- Records for this task -

━━━━━━━━━━

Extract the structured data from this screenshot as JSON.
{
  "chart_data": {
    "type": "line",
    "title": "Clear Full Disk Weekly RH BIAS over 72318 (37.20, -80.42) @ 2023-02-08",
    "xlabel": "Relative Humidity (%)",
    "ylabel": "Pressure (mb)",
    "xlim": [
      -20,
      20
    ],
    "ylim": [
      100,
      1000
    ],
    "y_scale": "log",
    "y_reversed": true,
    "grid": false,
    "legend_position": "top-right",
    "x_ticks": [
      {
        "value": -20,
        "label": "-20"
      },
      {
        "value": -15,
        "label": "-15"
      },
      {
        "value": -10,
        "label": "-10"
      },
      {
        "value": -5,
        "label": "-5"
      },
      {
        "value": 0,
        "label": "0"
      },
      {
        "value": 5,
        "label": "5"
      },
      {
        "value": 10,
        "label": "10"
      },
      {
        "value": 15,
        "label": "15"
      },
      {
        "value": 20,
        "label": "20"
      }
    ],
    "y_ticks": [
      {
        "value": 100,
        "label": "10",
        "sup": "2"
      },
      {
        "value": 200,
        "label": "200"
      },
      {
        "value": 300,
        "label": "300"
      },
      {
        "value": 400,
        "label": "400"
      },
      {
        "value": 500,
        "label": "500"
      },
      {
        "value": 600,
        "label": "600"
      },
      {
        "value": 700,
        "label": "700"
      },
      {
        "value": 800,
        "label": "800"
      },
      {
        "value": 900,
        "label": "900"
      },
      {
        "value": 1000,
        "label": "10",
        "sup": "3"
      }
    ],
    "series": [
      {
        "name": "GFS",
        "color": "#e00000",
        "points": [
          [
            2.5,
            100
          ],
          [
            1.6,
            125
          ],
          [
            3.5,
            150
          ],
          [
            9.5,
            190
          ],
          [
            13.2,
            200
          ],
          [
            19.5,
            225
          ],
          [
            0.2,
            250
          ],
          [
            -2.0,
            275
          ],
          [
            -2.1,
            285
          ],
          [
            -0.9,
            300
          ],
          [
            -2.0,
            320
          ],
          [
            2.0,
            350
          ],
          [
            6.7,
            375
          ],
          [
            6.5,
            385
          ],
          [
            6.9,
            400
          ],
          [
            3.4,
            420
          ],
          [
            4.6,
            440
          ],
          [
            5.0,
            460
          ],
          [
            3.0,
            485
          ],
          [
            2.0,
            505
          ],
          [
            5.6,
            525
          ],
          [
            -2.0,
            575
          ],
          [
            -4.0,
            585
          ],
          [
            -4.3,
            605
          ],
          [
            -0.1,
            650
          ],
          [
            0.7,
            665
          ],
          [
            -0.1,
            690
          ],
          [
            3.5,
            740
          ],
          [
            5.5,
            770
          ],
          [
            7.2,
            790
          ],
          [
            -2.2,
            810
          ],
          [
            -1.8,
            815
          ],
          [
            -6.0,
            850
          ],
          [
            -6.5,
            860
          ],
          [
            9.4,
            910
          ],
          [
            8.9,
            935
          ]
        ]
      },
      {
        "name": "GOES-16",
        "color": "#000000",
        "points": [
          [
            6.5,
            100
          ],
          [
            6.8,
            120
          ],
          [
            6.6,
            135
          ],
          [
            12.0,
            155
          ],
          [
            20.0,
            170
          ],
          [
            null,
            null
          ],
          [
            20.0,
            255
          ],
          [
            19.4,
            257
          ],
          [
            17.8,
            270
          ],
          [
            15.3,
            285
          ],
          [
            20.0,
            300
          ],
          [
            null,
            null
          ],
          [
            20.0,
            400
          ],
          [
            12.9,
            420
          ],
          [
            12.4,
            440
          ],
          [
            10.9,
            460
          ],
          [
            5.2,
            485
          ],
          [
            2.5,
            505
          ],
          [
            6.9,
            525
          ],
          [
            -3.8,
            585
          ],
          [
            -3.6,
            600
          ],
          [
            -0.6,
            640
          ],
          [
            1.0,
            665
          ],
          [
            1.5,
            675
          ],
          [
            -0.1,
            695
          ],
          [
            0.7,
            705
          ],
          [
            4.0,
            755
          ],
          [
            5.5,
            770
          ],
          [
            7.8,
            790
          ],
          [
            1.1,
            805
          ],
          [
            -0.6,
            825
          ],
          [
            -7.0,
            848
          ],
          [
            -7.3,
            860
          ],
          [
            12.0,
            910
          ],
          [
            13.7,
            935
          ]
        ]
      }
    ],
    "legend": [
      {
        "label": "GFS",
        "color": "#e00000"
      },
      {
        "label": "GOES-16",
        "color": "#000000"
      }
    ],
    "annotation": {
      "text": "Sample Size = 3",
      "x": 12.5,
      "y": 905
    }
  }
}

━━━━━━━━━━

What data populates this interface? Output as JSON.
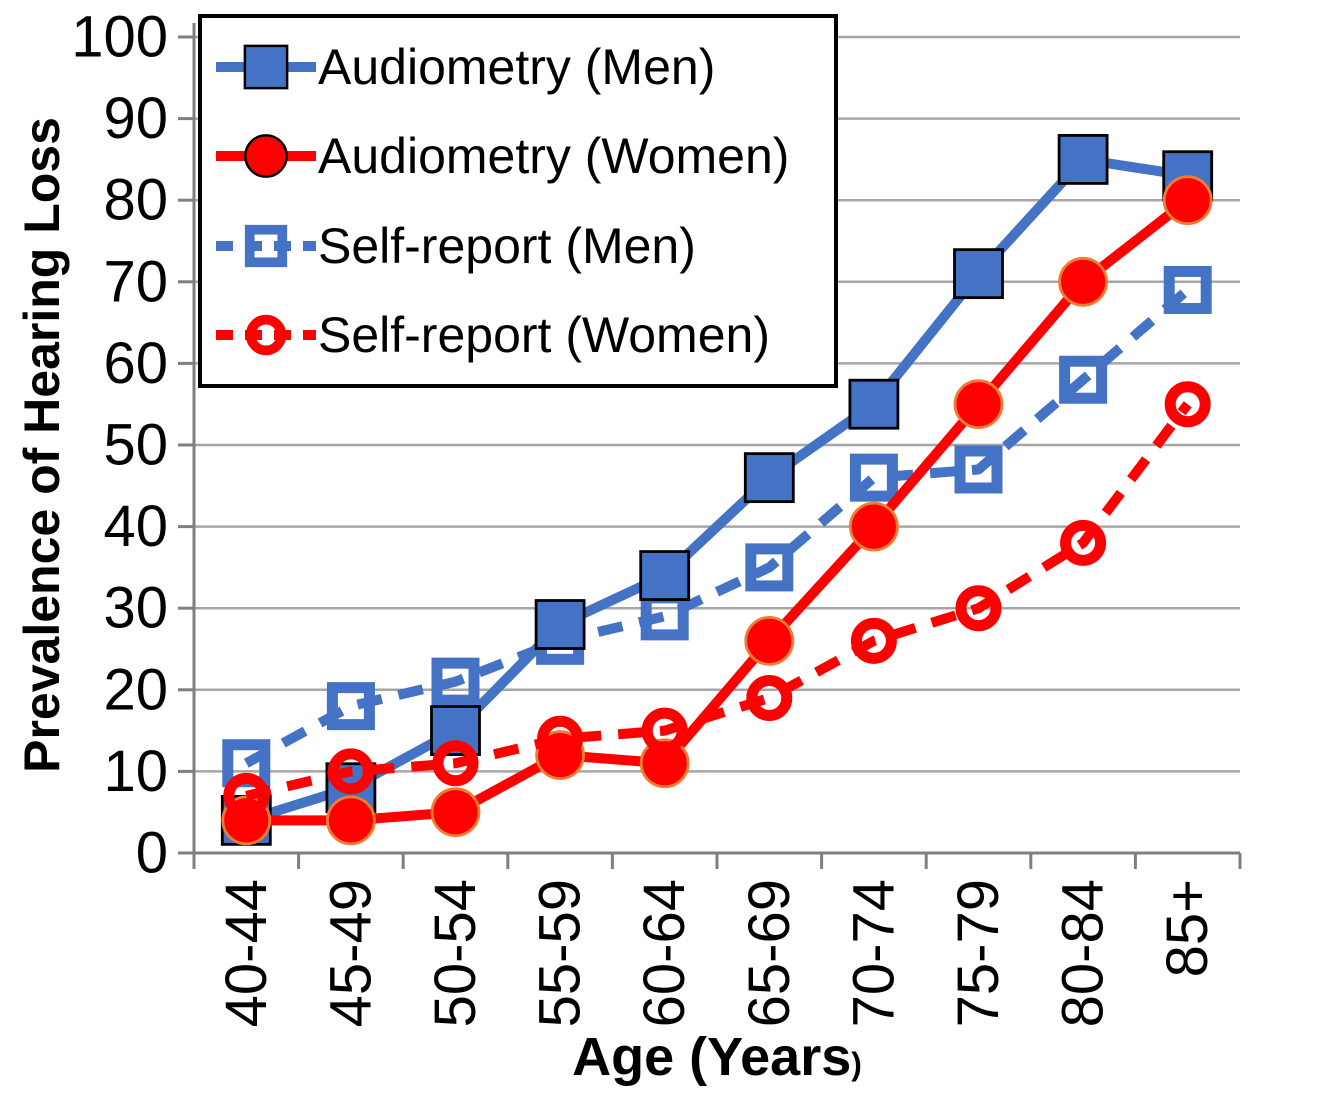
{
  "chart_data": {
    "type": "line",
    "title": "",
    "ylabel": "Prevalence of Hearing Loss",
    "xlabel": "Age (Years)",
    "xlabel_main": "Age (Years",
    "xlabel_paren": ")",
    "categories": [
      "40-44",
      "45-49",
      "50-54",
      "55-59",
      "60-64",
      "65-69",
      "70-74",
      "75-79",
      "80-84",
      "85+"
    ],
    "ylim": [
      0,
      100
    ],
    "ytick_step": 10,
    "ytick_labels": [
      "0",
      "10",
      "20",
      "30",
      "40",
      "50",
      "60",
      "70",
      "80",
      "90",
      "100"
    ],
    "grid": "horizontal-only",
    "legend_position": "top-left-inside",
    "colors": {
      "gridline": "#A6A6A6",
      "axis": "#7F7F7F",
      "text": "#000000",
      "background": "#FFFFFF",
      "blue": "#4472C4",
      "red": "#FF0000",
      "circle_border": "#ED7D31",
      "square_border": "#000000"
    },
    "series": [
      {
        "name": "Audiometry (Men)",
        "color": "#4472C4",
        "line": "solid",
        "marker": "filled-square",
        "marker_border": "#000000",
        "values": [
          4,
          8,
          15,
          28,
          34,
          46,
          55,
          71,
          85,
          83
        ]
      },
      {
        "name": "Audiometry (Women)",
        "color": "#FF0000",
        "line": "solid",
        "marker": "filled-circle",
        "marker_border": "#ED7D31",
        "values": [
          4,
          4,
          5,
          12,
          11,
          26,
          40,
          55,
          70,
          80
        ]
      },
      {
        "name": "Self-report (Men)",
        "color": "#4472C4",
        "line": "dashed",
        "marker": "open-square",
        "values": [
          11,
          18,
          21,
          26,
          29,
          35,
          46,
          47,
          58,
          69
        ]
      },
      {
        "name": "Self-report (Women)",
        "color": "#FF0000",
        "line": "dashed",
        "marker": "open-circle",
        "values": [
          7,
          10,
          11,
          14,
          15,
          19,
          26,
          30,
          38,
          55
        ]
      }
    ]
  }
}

━━━━━━━━━━

Extract every line from the records above that contains the word "Years".

- Answer to the exercise -
    "xlabel": "Age (Years)",
    "xlabel_main": "Age (Years",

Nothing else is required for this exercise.